ИСХОДНЫЙ ТЕКСТ:
((
Затем, в октябре 1970 года, в прессе неожиданно поднялась шумиха, когда BBC показала новый документальный фильм «Тайна Мэллори и Ирвина», основанный на интервью с тремя оставшимися членами команды 1924 года: Говардом Сомервеллом, Джоном Ноэлем и Ноэлем Оделлом. Это был первый телевизионный документальный фильм, посвященный ранним экспедициям на Эверест. Помимо длинных и подробных интервью, в нем были использованы архивные пленки из фильма Джона Ноэля «Эпос Эвереста», который не показывали уже много лет.

Оделл повторил свой рассказ о том, как заметил двух альпинистов в последний раз, продвигаясь к вершине. «Временами мне даже казалось, что они достигли вершины Эвереста», — сказал он, слегка усмехнувшись. Ноэль вспоминал, как Мэллори писал в палатке письмо за письмом своим друзьям и родным, но говорил, что «знал, что в конце концов гора его догонит». Вспоминая свою собственную попытку покорения вершины, Сомервелл язвительно признал, что в итоге они потерпели неудачу, потому что «мы были двумя простыми смертными и не могли сделать ничего лучше», а затем сказал, что никогда не понимал, почему Мэллори решил взять Ирвина — но подозревал, что это было из-за «полуобещания», данного в начале экспедиции. Ноэль согласился с тем, что к концу Оделл, вероятно, был лучшим акклиматизированным членом команды, и продолжил свою фаталистическую тему о том, что Мэллори продвигался к вершине 8 июня 1924 года, хотя знал, что это означает, что он никогда не вернется.

В завершение фильма Сомервелл повторил мысль о том, что ледоруб, найденный в 1933 году, обозначил место последнего рокового соскальзывания, а в конце заявил, что все стоящие приключения сопряжены с элементом риска и что «смерть в бою с горой гораздо прекраснее и благороднее, чем смерть в бою с врагом, которого вы пытаетесь убить».

Это было мощное завершение документального фильма, но в начале фильма Сомервелл сделал гораздо более броское замечание, которое имело большее значение и послужило толчком к возобновлению попыток выяснить, что же на самом деле произошло с Мэллори и Ирвином. На архивных кадрах с горы Сомервелл вспоминал, как он одолжил свою камеру Мэллори, но она так и не вернулась. «Если когда-нибудь тело Мэллори будет найдено, — сказал он, — интересно, останется ли в его кармане фотоаппарат, и сможет ли проявка пленки, хранившейся во льду в течение, возможно, 100 или 200 лет, дать какие-либо снимки. Если да, то мы сможем узнать, добрался ли он до вершины».

Сомервелл тогда этого не осознавал, но он только что дал старт новой гонке, чтобы выяснить, что именно произошло на Эвересте 8 июня 1924 года.

«Кодак» для кармана жилета. Представленный в 1912 году, он оставался в производстве до 1935 года, и к тому времени было продано более 2 миллионов экземпляров.
))
ЗАДАНИЯ:
a) Ответьте по исходному тексту на вопросы, каждый с новой строки:
(i) В каком месяце и году BBC показала фильм «Тайна Мэллори и Ирвина»?
(ii) В каком году был найден ледоруб, о котором говорил Сомервелл?
(iii) Сколько экземпляров «Кодака» для кармана жилета было продано к 1935 году?
b) Перепишите из исходного текста фрагмент, начиная со слов «Затем, в октябре» и заканчивая словами «уже много лет.».
Записи взяты из другого источника.

ЗАПИСИ ДАННЫХ:
((
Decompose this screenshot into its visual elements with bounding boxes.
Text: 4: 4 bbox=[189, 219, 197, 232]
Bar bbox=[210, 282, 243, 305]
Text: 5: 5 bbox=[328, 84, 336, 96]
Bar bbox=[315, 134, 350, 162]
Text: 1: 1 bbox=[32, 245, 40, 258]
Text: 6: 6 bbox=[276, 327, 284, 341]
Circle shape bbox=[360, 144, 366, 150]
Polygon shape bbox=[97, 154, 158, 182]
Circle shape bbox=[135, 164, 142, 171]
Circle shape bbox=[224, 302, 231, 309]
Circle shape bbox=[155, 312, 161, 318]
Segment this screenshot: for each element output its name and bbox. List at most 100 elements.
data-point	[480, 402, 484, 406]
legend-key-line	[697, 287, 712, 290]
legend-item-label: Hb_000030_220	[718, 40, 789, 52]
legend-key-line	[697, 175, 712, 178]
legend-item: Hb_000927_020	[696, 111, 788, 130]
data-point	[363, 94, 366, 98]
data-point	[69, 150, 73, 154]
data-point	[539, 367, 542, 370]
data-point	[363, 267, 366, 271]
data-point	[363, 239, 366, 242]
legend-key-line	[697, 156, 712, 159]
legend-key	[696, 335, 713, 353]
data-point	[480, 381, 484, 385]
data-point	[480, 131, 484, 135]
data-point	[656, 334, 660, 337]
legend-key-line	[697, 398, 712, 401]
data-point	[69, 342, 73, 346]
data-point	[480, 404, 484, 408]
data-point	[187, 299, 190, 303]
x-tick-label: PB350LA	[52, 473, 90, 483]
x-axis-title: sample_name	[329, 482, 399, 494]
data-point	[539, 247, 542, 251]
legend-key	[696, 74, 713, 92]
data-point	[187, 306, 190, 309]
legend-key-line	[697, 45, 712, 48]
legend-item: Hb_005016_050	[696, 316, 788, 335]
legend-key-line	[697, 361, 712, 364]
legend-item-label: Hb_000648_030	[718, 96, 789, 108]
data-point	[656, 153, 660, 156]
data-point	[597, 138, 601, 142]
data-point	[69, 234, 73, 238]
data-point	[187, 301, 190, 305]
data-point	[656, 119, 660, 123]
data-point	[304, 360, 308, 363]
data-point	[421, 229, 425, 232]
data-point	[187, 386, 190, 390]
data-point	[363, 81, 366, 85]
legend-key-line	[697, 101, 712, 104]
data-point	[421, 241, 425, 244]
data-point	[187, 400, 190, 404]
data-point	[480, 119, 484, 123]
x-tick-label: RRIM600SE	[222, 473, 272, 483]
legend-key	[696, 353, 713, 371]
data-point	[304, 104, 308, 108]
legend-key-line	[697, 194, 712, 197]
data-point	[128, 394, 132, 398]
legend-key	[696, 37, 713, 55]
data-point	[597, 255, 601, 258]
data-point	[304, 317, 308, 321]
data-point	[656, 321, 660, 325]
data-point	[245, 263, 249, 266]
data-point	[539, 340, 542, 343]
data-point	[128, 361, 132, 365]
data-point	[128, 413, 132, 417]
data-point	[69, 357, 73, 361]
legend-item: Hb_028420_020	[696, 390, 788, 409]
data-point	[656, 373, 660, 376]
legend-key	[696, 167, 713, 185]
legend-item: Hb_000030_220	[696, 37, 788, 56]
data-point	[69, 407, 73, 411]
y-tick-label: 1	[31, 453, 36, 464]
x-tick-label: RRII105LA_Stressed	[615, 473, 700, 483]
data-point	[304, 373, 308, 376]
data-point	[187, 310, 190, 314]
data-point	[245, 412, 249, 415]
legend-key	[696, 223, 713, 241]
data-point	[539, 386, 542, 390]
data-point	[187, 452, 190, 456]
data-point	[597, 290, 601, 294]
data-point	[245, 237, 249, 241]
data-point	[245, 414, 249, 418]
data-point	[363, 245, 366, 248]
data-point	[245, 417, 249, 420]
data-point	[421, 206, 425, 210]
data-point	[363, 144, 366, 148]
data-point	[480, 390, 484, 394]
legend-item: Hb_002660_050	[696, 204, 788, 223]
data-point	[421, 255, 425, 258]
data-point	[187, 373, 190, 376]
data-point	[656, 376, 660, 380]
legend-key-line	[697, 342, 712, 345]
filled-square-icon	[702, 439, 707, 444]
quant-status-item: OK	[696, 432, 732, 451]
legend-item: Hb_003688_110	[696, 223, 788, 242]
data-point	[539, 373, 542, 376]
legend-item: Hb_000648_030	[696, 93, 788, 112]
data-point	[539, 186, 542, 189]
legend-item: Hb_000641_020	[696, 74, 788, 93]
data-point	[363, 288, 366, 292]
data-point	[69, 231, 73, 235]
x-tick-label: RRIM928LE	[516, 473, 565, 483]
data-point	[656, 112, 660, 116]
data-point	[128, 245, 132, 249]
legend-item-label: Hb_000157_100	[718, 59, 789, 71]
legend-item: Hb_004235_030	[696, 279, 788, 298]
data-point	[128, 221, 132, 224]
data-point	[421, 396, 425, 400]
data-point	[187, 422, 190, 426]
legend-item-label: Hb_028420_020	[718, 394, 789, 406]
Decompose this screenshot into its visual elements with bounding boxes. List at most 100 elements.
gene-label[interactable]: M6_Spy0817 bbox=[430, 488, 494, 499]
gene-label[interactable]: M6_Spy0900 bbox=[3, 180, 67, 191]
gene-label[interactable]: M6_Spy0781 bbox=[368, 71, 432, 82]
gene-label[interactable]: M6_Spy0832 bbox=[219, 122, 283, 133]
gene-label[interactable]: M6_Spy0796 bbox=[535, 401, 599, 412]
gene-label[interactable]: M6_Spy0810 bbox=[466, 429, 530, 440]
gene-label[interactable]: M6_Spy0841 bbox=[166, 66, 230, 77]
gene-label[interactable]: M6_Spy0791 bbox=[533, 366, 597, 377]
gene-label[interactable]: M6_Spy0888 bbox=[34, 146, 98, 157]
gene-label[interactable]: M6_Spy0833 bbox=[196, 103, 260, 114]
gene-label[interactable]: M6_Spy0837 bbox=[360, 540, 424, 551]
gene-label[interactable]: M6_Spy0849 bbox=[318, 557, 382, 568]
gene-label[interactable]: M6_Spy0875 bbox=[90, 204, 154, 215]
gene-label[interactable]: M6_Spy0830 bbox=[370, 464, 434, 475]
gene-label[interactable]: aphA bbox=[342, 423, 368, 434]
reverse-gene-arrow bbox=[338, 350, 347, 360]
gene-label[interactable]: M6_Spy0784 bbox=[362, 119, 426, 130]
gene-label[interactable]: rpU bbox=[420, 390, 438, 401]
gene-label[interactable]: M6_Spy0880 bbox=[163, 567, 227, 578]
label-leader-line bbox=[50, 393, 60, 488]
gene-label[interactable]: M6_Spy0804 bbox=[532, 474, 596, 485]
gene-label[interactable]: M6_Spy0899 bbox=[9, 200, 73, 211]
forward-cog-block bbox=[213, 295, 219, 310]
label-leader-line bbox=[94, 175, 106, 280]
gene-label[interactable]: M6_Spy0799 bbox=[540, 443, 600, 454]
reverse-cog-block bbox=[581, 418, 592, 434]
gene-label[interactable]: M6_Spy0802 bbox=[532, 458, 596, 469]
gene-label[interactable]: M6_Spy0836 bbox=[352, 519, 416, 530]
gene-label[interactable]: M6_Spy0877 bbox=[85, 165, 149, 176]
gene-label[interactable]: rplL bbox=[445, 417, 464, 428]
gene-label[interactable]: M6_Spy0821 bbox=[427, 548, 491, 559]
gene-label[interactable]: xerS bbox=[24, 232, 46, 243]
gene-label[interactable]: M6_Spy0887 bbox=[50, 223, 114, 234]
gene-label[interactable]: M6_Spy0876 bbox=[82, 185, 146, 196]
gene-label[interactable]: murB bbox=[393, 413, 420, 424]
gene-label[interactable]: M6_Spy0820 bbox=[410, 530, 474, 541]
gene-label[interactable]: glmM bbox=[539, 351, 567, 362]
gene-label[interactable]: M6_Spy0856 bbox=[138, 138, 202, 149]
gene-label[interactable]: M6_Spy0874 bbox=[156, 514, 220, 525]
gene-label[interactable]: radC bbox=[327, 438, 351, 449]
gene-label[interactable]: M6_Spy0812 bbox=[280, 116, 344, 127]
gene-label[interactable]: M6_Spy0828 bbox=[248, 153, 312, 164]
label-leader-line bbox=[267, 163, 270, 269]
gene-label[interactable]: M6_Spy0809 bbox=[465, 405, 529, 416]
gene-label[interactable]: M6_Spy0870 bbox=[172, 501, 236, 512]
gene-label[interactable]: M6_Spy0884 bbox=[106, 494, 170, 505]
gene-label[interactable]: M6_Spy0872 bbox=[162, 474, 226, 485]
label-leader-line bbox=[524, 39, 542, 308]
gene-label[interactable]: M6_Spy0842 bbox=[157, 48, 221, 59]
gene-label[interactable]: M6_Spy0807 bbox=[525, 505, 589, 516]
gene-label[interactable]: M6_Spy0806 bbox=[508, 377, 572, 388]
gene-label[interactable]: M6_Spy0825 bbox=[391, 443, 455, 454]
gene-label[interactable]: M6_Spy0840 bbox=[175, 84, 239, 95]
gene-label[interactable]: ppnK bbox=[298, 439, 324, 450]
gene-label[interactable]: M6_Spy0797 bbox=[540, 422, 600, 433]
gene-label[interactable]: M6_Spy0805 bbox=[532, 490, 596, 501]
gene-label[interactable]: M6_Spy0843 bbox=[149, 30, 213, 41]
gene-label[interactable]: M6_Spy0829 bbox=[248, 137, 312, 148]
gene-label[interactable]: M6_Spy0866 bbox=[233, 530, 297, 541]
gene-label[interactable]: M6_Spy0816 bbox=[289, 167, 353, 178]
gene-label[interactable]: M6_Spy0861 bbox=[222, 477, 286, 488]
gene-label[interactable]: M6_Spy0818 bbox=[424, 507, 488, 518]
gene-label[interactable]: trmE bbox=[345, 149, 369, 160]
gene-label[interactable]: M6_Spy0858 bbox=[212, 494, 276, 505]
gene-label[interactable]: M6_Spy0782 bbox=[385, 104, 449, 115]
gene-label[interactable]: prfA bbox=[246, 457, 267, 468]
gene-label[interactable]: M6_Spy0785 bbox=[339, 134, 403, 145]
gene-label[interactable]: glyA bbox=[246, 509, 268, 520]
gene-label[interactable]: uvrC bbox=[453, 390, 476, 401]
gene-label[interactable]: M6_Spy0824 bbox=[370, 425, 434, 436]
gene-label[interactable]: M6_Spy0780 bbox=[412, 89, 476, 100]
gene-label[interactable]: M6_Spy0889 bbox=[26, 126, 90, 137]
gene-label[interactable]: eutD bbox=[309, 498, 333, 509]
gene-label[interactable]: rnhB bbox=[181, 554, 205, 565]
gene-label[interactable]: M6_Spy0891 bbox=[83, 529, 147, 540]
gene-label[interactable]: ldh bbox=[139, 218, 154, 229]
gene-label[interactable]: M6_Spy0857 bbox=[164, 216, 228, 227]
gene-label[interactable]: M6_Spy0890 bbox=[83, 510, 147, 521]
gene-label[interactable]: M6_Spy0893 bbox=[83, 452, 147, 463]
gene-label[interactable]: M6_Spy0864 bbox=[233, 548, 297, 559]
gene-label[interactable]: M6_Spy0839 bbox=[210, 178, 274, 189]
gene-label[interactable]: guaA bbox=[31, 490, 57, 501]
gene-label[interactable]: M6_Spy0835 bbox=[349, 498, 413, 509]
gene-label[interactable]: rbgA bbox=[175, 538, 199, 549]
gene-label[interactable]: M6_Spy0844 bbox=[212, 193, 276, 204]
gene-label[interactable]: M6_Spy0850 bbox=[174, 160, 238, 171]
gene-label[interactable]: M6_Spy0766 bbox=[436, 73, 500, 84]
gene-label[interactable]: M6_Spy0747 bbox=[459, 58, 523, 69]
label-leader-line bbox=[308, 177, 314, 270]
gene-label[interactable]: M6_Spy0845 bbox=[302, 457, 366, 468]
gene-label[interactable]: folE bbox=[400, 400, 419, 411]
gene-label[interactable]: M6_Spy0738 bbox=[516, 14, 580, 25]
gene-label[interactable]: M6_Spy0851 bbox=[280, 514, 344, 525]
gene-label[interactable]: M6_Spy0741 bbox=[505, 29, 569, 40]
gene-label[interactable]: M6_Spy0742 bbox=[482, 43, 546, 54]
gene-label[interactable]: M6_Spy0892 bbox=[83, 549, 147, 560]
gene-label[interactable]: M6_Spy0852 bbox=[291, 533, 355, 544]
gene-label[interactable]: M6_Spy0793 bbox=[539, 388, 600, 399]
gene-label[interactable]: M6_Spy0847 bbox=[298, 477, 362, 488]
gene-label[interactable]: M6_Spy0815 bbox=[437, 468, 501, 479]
))
ВАШИ ОТВЕТЫ:
a)
(i) В октябре 1970 года.
(ii) В 1933 году.
(iii) Более 2 миллионов.

b)
Затем, в октябре 1970 года, в прессе неожиданно поднялась шумиха, когда BBC показала новый документальный фильм «Тайна Мэллори и Ирвина», основанный на интервью с тремя оставшимися членами команды 1924 года: Говардом Сомервеллом, Джоном Ноэлем и Ноэлем Оделлом. Это был первый телевизионный документальный фильм, посвященный ранним экспедициям на Эверест. Помимо длинных и подробных интервью, в нем были использованы архивные пленки из фильма Джона Ноэля «Эпос Эвереста», который не показывали уже много лет.